— WHAT TO DO —
Determine how many lines carry the word "фитомелиоративных". Output that number only.

[Collection entries]
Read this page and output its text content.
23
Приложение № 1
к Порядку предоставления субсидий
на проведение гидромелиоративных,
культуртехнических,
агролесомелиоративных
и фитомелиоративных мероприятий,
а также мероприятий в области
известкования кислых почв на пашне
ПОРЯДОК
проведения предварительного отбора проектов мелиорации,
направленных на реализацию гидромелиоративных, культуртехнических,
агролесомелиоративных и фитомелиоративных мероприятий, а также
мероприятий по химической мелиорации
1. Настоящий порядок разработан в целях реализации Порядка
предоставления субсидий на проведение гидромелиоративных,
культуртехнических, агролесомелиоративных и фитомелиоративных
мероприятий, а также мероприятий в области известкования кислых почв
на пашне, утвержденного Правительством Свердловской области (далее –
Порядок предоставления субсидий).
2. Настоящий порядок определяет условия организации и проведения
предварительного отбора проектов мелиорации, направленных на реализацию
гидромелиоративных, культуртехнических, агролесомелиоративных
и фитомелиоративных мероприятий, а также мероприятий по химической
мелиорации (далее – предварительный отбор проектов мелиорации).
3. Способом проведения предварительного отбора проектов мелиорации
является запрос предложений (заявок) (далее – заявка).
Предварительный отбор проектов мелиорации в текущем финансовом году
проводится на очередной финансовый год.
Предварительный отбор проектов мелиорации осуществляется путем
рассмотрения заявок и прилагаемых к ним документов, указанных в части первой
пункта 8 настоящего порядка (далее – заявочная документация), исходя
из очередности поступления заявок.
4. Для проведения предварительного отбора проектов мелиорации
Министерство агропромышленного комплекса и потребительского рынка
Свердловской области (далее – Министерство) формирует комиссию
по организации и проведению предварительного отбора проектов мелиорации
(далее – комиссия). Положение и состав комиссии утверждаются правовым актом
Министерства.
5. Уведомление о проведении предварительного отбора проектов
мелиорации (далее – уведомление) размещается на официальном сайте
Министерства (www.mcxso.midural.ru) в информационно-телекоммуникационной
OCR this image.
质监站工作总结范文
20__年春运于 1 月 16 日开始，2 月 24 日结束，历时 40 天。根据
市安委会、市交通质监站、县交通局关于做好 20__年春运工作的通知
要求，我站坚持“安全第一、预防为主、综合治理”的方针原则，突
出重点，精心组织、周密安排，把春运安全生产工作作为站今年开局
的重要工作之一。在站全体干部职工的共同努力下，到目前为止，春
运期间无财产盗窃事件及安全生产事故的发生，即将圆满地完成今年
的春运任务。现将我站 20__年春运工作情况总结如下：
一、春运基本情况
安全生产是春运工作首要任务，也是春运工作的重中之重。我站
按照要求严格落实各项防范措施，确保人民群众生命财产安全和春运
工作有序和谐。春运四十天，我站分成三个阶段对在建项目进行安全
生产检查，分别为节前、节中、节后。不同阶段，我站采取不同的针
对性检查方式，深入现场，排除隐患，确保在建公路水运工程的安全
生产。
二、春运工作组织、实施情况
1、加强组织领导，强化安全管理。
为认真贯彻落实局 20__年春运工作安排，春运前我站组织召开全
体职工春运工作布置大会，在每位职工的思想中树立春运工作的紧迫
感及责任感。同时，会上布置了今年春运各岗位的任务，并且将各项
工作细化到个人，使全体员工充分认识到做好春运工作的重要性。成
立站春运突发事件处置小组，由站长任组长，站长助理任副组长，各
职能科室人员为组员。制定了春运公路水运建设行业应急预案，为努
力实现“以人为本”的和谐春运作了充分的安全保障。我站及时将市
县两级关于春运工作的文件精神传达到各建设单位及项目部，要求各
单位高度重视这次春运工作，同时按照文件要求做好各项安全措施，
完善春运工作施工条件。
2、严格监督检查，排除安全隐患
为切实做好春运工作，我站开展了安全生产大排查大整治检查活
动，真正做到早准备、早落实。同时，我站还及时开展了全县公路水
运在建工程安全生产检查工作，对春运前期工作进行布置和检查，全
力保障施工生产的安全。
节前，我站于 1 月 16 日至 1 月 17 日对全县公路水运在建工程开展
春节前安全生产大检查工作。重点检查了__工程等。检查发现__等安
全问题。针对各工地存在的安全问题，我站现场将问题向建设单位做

— IN RESPONSE —
4